→ Work instructions
Skip any picture you find and retype all the remaining lines exactly.
※
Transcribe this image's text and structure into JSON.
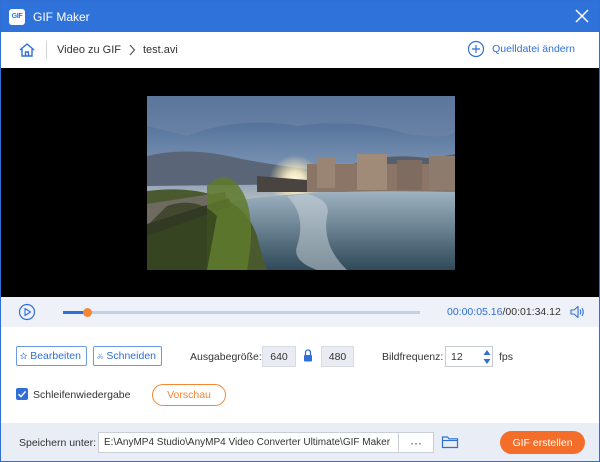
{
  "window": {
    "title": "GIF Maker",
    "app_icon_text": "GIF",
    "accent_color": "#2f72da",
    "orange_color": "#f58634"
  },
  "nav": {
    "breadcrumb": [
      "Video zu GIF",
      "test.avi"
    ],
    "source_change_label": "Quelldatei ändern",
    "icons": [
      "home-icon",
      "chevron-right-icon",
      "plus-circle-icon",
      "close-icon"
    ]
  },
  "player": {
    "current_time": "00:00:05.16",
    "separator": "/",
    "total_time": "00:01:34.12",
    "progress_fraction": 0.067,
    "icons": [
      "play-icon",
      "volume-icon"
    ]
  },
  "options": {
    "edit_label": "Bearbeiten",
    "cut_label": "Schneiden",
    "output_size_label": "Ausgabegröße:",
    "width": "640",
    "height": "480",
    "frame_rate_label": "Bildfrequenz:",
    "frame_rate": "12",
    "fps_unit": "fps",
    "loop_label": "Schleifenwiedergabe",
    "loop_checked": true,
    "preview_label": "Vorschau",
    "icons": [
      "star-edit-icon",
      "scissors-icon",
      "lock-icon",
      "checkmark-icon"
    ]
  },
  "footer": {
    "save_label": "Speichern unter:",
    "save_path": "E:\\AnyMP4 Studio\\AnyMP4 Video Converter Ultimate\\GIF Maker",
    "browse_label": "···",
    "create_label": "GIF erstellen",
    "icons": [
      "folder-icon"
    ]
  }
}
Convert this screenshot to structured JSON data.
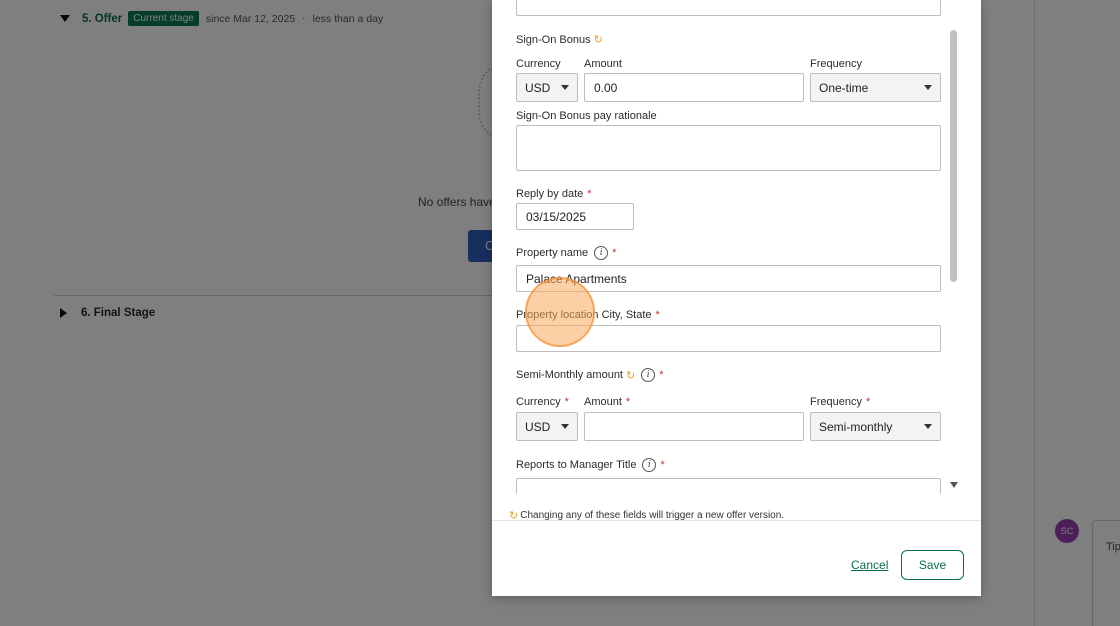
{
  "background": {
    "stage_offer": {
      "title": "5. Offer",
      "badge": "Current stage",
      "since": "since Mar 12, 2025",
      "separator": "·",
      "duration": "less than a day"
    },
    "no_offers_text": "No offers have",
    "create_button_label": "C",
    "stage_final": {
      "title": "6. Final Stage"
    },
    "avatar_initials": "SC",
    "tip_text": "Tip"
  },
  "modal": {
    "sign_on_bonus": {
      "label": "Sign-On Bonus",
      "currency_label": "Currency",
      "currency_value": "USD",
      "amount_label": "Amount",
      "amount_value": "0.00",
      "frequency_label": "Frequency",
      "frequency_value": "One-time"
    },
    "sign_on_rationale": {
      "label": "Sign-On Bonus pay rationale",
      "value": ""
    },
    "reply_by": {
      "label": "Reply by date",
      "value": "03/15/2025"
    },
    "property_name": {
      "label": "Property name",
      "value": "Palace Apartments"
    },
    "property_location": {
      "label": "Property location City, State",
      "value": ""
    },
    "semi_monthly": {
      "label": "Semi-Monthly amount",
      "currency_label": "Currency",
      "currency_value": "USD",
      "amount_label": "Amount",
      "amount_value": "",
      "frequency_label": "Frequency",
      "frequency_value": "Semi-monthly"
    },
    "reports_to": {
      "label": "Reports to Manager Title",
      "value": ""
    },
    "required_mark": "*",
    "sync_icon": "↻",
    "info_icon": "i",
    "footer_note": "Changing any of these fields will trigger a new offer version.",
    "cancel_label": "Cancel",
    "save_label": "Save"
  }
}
※
→ Output for this task
Transcribe this image's text and structure into JSON.
{
  "window": {
    "title": "GIF Maker",
    "app_icon_text": "GIF",
    "accent_color": "#2f72da",
    "orange_color": "#f58634"
  },
  "nav": {
    "breadcrumb": [
      "Video zu GIF",
      "test.avi"
    ],
    "source_change_label": "Quelldatei ändern",
    "icons": [
      "home-icon",
      "chevron-right-icon",
      "plus-circle-icon",
      "close-icon"
    ]
  },
  "player": {
    "current_time": "00:00:05.16",
    "separator": "/",
    "total_time": "00:01:34.12",
    "progress_fraction": 0.067,
    "icons": [
      "play-icon",
      "volume-icon"
    ]
  },
  "options": {
    "edit_label": "Bearbeiten",
    "cut_label": "Schneiden",
    "output_size_label": "Ausgabegröße:",
    "width": "640",
    "height": "480",
    "frame_rate_label": "Bildfrequenz:",
    "frame_rate": "12",
    "fps_unit": "fps",
    "loop_label": "Schleifenwiedergabe",
    "loop_checked": true,
    "preview_label": "Vorschau",
    "icons": [
      "star-edit-icon",
      "scissors-icon",
      "lock-icon",
      "checkmark-icon"
    ]
  },
  "footer": {
    "save_label": "Speichern unter:",
    "save_path": "E:\\AnyMP4 Studio\\AnyMP4 Video Converter Ultimate\\GIF Maker",
    "browse_label": "···",
    "create_label": "GIF erstellen",
    "icons": [
      "folder-icon"
    ]
  }
}
Convert this screenshot to structured JSON data.
{
  "background": {
    "stage_offer": {
      "title": "5. Offer",
      "badge": "Current stage",
      "since": "since Mar 12, 2025",
      "separator": "·",
      "duration": "less than a day"
    },
    "no_offers_text": "No offers have",
    "create_button_label": "C",
    "stage_final": {
      "title": "6. Final Stage"
    },
    "avatar_initials": "SC",
    "tip_text": "Tip"
  },
  "modal": {
    "sign_on_bonus": {
      "label": "Sign-On Bonus",
      "currency_label": "Currency",
      "currency_value": "USD",
      "amount_label": "Amount",
      "amount_value": "0.00",
      "frequency_label": "Frequency",
      "frequency_value": "One-time"
    },
    "sign_on_rationale": {
      "label": "Sign-On Bonus pay rationale",
      "value": ""
    },
    "reply_by": {
      "label": "Reply by date",
      "value": "03/15/2025"
    },
    "property_name": {
      "label": "Property name",
      "value": "Palace Apartments"
    },
    "property_location": {
      "label": "Property location City, State",
      "value": ""
    },
    "semi_monthly": {
      "label": "Semi-Monthly amount",
      "currency_label": "Currency",
      "currency_value": "USD",
      "amount_label": "Amount",
      "amount_value": "",
      "frequency_label": "Frequency",
      "frequency_value": "Semi-monthly"
    },
    "reports_to": {
      "label": "Reports to Manager Title",
      "value": ""
    },
    "required_mark": "*",
    "sync_icon": "↻",
    "info_icon": "i",
    "footer_note": "Changing any of these fields will trigger a new offer version.",
    "cancel_label": "Cancel",
    "save_label": "Save"
  }
}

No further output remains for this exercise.